## Objective
Return the listing below in full, with every line exactly as it is.

## Data excerpts
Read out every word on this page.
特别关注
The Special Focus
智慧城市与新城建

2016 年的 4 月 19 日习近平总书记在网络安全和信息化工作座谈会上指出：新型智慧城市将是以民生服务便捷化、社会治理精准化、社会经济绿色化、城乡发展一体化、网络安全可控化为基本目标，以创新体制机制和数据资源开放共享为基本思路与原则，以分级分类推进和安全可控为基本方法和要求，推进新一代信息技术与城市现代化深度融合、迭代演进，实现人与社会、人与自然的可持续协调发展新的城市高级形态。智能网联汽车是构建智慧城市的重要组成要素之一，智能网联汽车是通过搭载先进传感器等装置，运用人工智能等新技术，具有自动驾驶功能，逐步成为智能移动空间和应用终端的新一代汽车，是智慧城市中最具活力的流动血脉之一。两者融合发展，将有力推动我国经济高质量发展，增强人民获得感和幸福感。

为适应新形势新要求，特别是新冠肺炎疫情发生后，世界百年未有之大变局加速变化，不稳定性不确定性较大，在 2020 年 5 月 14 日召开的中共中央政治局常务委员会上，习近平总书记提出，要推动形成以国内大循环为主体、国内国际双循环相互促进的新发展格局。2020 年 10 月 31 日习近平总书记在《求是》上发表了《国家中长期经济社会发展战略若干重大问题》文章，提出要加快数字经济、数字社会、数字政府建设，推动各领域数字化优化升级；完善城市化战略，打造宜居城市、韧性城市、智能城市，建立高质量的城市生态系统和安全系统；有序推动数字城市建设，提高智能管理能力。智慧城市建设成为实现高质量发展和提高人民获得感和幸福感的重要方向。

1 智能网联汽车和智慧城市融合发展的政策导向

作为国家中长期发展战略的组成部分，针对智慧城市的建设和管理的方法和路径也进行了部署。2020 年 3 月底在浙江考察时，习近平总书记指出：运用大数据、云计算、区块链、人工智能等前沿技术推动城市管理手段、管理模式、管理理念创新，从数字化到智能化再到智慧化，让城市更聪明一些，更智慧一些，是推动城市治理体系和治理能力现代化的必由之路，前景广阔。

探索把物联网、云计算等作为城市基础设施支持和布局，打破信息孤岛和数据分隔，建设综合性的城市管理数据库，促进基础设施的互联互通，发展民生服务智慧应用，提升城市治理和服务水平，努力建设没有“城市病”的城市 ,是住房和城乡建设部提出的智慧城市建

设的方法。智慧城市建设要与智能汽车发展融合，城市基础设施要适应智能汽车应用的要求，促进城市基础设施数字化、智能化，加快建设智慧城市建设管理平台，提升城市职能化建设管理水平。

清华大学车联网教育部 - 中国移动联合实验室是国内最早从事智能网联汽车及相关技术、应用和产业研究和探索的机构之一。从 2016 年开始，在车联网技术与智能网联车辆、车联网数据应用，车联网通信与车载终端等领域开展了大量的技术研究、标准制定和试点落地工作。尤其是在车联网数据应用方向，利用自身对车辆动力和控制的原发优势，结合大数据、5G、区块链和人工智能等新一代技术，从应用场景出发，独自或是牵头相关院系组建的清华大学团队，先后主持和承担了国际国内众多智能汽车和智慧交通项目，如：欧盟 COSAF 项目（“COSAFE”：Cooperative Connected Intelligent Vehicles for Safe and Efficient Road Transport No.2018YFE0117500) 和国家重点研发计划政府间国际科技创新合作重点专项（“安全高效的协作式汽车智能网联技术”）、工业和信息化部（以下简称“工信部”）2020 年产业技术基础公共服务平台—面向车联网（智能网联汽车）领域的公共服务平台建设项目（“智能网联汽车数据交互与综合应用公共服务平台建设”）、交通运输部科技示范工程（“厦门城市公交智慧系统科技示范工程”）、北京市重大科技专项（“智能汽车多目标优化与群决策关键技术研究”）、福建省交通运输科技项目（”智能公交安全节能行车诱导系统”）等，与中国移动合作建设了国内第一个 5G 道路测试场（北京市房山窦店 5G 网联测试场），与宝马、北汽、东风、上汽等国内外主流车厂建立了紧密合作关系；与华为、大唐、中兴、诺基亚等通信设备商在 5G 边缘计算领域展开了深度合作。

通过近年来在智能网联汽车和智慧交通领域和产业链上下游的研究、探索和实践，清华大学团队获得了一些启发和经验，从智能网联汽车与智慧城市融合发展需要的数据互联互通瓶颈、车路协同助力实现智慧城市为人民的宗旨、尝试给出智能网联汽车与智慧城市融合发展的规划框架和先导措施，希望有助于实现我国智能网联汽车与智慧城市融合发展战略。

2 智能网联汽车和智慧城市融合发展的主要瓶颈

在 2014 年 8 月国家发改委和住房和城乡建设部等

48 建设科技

## Result for this exercise
Read out every word on this page.
特别关注
The Special Focus
智慧城市与新城建

2016 年的 4 月 19 日习近平总书记在网络安全和信息化工作座谈会上指出：新型智慧城市将是以民生服务便捷化、社会治理精准化、社会经济绿色化、城乡发展一体化、网络安全可控化为基本目标，以创新体制机制和数据资源开放共享为基本思路与原则，以分级分类推进和安全可控为基本方法和要求，推进新一代信息技术与城市现代化深度融合、迭代演进，实现人与社会、人与自然的可持续协调发展新的城市高级形态。智能网联汽车是构建智慧城市的重要组成要素之一，智能网联汽车是通过搭载先进传感器等装置，运用人工智能等新技术，具有自动驾驶功能，逐步成为智能移动空间和应用终端的新一代汽车，是智慧城市中最具活力的流动血脉之一。两者融合发展，将有力推动我国经济高质量发展，增强人民获得感和幸福感。

为适应新形势新要求，特别是新冠肺炎疫情发生后，世界百年未有之大变局加速变化，不稳定性不确定性较大，在 2020 年 5 月 14 日召开的中共中央政治局常务委员会上，习近平总书记提出，要推动形成以国内大循环为主体、国内国际双循环相互促进的新发展格局。2020 年 10 月 31 日习近平总书记在《求是》上发表了《国家中长期经济社会发展战略若干重大问题》文章，提出要加快数字经济、数字社会、数字政府建设，推动各领域数字化优化升级；完善城市化战略，打造宜居城市、韧性城市、智能城市，建立高质量的城市生态系统和安全系统；有序推动数字城市建设，提高智能管理能力。智慧城市建设成为实现高质量发展和提高人民获得感和幸福感的重要方向。

1 智能网联汽车和智慧城市融合发展的政策导向

作为国家中长期发展战略的组成部分，针对智慧城市的建设和管理的方法和路径也进行了部署。2020 年 3 月底在浙江考察时，习近平总书记指出：运用大数据、云计算、区块链、人工智能等前沿技术推动城市管理手段、管理模式、管理理念创新，从数字化到智能化再到智慧化，让城市更聪明一些，更智慧一些，是推动城市治理体系和治理能力现代化的必由之路，前景广阔。

探索把物联网、云计算等作为城市基础设施支持和布局，打破信息孤岛和数据分隔，建设综合性的城市管理数据库，促进基础设施的互联互通，发展民生服务智慧应用，提升城市治理和服务水平，努力建设没有“城市病”的城市 ,是住房和城乡建设部提出的智慧城市建

设的方法。智慧城市建设要与智能汽车发展融合，城市基础设施要适应智能汽车应用的要求，促进城市基础设施数字化、智能化，加快建设智慧城市建设管理平台，提升城市职能化建设管理水平。

清华大学车联网教育部 - 中国移动联合实验室是国内最早从事智能网联汽车及相关技术、应用和产业研究和探索的机构之一。从 2016 年开始，在车联网技术与智能网联车辆、车联网数据应用，车联网通信与车载终端等领域开展了大量的技术研究、标准制定和试点落地工作。尤其是在车联网数据应用方向，利用自身对车辆动力和控制的原发优势，结合大数据、5G、区块链和人工智能等新一代技术，从应用场景出发，独自或是牵头相关院系组建的清华大学团队，先后主持和承担了国际国内众多智能汽车和智慧交通项目，如：欧盟 COSAF 项目（“COSAFE”：Cooperative Connected Intelligent Vehicles for Safe and Efficient Road Transport No.2018YFE0117500) 和国家重点研发计划政府间国际科技创新合作重点专项（“安全高效的协作式汽车智能网联技术”）、工业和信息化部（以下简称“工信部”）2020 年产业技术基础公共服务平台—面向车联网（智能网联汽车）领域的公共服务平台建设项目（“智能网联汽车数据交互与综合应用公共服务平台建设”）、交通运输部科技示范工程（“厦门城市公交智慧系统科技示范工程”）、北京市重大科技专项（“智能汽车多目标优化与群决策关键技术研究”）、福建省交通运输科技项目（”智能公交安全节能行车诱导系统”）等，与中国移动合作建设了国内第一个 5G 道路测试场（北京市房山窦店 5G 网联测试场），与宝马、北汽、东风、上汽等国内外主流车厂建立了紧密合作关系；与华为、大唐、中兴、诺基亚等通信设备商在 5G 边缘计算领域展开了深度合作。

通过近年来在智能网联汽车和智慧交通领域和产业链上下游的研究、探索和实践，清华大学团队获得了一些启发和经验，从智能网联汽车与智慧城市融合发展需要的数据互联互通瓶颈、车路协同助力实现智慧城市为人民的宗旨、尝试给出智能网联汽车与智慧城市融合发展的规划框架和先导措施，希望有助于实现我国智能网联汽车与智慧城市融合发展战略。

2 智能网联汽车和智慧城市融合发展的主要瓶颈

在 2014 年 8 月国家发改委和住房和城乡建设部等

48 建设科技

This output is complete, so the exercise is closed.